_WHAT THE EXERCISE ASKS_. Check each line of the data for "neque" and select those that have it.

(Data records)
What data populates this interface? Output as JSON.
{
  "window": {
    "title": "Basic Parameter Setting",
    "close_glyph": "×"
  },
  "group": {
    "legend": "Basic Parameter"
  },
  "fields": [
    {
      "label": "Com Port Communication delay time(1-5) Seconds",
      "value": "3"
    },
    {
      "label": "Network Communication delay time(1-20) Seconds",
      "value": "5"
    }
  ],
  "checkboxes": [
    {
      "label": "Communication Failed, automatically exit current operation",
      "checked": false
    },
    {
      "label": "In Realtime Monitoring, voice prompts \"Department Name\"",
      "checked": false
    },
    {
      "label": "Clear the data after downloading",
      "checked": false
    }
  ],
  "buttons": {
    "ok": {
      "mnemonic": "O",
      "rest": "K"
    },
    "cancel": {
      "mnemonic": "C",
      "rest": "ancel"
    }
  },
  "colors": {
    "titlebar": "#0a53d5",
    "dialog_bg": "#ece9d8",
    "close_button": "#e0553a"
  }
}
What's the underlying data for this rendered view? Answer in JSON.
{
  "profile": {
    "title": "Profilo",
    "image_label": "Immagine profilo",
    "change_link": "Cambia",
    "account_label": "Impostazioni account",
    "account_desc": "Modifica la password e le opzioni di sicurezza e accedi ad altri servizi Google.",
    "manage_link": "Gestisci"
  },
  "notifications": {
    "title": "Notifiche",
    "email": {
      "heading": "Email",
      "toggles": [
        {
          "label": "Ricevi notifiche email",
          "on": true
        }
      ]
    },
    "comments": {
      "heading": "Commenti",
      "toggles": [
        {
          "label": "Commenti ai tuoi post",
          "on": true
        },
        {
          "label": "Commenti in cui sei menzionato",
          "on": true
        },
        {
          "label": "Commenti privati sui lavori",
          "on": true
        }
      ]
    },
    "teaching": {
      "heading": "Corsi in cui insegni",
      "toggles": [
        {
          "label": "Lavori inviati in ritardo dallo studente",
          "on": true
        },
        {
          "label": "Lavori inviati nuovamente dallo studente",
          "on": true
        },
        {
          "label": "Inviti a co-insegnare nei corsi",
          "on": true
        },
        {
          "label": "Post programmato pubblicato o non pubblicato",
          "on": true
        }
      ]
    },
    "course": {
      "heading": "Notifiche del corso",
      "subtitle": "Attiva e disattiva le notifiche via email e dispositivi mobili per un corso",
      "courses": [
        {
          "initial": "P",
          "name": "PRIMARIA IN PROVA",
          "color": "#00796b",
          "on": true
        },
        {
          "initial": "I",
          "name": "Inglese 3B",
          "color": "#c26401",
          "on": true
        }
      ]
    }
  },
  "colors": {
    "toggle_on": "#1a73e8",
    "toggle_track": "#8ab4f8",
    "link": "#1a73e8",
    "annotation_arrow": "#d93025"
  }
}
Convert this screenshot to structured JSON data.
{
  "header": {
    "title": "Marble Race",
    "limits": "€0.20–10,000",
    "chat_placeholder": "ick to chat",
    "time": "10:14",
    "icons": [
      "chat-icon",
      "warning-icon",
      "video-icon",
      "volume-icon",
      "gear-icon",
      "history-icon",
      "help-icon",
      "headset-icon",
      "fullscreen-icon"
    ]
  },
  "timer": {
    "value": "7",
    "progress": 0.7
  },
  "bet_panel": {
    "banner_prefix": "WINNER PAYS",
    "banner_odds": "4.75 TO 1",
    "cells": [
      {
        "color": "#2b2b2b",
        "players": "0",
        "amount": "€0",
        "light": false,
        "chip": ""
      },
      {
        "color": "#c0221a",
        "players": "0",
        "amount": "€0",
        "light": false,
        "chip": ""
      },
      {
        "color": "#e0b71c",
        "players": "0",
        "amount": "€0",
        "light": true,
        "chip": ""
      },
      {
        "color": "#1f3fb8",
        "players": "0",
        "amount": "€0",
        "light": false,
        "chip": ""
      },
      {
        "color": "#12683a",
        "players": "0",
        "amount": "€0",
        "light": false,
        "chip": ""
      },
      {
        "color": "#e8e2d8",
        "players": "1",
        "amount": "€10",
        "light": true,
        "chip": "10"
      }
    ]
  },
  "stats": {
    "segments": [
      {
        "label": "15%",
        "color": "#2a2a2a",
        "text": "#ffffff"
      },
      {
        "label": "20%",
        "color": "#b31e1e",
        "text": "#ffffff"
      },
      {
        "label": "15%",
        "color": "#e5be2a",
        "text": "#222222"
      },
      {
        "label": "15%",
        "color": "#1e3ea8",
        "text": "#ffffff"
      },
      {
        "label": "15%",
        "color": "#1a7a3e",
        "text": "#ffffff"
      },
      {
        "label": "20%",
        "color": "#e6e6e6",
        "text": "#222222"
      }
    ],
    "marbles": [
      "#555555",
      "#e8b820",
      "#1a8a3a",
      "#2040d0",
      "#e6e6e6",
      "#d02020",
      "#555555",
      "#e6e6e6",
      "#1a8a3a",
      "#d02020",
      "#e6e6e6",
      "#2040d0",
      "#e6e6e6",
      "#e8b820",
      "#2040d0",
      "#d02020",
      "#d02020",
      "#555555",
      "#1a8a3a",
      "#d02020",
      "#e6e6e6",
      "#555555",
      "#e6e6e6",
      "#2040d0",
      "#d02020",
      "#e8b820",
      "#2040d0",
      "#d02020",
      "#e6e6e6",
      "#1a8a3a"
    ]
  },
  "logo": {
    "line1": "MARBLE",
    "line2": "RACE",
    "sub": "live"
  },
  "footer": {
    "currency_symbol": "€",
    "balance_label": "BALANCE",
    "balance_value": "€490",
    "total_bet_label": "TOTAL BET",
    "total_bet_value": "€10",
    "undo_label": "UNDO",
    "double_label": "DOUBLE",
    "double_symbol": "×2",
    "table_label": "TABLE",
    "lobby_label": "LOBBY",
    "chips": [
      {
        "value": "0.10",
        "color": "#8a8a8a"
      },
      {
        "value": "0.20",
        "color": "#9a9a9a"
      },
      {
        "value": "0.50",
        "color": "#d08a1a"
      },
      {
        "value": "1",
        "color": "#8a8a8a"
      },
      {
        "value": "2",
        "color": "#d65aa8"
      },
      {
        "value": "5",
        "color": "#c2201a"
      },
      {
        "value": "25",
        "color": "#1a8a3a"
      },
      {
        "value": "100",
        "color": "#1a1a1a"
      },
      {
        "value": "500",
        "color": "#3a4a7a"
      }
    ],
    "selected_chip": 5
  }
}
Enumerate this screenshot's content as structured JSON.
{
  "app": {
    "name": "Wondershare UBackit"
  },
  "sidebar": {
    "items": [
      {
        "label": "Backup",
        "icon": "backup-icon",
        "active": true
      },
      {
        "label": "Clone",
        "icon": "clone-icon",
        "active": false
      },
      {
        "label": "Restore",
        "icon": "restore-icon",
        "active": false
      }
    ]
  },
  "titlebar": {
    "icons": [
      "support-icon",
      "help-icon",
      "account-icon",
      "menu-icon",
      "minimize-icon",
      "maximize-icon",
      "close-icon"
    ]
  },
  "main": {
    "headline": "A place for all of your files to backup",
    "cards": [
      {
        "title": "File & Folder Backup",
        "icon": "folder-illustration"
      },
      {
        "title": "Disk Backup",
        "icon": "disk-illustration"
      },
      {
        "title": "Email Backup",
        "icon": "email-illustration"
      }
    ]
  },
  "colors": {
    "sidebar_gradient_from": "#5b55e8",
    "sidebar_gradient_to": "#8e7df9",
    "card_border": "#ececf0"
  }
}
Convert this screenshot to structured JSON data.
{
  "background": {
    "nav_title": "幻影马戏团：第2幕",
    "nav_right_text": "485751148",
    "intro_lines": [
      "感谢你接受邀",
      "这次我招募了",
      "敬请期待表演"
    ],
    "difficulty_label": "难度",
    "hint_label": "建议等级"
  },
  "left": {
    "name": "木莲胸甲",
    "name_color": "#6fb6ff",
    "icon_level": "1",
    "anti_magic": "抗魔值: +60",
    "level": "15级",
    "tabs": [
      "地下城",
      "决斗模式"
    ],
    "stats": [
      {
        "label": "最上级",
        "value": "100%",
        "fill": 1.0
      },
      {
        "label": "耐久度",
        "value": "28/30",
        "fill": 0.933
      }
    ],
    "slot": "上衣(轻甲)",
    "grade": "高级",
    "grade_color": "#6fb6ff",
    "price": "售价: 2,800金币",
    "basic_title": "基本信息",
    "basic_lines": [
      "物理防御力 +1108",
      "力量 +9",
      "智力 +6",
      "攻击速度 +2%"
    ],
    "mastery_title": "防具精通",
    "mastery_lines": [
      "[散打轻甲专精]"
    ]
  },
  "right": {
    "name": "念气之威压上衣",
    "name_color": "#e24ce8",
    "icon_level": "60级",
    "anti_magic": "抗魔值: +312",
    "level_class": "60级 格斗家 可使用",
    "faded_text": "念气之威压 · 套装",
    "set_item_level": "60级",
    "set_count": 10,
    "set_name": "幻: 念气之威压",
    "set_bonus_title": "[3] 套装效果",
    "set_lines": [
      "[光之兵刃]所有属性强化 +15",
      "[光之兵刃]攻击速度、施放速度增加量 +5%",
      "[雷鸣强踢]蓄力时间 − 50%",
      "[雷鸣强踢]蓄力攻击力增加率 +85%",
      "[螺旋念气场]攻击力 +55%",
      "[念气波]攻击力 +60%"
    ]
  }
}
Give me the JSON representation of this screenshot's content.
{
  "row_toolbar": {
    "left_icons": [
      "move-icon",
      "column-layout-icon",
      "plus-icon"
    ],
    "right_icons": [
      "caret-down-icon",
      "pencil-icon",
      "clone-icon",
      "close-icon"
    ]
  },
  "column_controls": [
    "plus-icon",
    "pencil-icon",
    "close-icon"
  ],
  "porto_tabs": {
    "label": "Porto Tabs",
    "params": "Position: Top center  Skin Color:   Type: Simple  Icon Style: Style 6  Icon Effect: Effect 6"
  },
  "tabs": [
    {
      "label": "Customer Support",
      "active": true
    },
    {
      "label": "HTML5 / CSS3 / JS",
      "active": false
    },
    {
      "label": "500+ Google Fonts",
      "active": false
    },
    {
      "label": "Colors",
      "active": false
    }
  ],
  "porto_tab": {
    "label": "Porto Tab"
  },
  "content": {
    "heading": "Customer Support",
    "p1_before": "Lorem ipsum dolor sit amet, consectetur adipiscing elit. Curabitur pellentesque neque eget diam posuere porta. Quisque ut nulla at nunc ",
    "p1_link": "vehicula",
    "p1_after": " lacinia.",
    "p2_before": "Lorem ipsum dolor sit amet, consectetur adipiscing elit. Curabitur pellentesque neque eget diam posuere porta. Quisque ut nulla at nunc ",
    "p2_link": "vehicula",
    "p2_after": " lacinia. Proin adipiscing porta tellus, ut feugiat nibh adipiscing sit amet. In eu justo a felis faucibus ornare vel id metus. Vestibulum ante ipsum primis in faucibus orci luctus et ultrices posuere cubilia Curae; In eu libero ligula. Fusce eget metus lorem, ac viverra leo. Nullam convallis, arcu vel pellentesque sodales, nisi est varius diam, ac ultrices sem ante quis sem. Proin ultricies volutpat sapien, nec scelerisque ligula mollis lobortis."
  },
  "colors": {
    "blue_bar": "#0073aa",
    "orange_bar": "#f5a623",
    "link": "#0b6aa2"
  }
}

_COMPLETE ANSWER_.
    "p1_before": "Lorem ipsum dolor sit amet, consectetur adipiscing elit. Curabitur pellentesque neque eget diam posuere porta. Quisque ut nulla at nunc ",
    "p2_before": "Lorem ipsum dolor sit amet, consectetur adipiscing elit. Curabitur pellentesque neque eget diam posuere porta. Quisque ut nulla at nunc ",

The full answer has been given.